Dataset excerpt:
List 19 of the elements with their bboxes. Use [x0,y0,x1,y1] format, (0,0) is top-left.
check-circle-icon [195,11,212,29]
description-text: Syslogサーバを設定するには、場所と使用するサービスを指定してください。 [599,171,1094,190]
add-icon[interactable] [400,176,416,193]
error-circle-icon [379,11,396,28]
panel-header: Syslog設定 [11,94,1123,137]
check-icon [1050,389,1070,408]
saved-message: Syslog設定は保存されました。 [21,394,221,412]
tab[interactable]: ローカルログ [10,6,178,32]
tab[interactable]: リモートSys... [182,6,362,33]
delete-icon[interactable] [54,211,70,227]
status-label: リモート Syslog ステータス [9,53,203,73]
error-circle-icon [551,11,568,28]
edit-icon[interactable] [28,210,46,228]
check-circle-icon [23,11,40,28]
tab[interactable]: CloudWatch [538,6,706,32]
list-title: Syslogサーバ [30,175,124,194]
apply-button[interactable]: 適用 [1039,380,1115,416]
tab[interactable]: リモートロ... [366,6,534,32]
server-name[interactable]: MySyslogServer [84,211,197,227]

*Your instructions*
Pick out and copy every line in the listing above that contains the string "interactable". Case must match.

*Task output*
add-icon[interactable] [400,176,416,193]
tab[interactable]: ローカルログ [10,6,178,32]
tab[interactable]: リモートSys... [182,6,362,33]
delete-icon[interactable] [54,211,70,227]
edit-icon[interactable] [28,210,46,228]
tab[interactable]: CloudWatch [538,6,706,32]
apply-button[interactable]: 適用 [1039,380,1115,416]
tab[interactable]: リモートロ... [366,6,534,32]
server-name[interactable]: MySyslogServer [84,211,197,227]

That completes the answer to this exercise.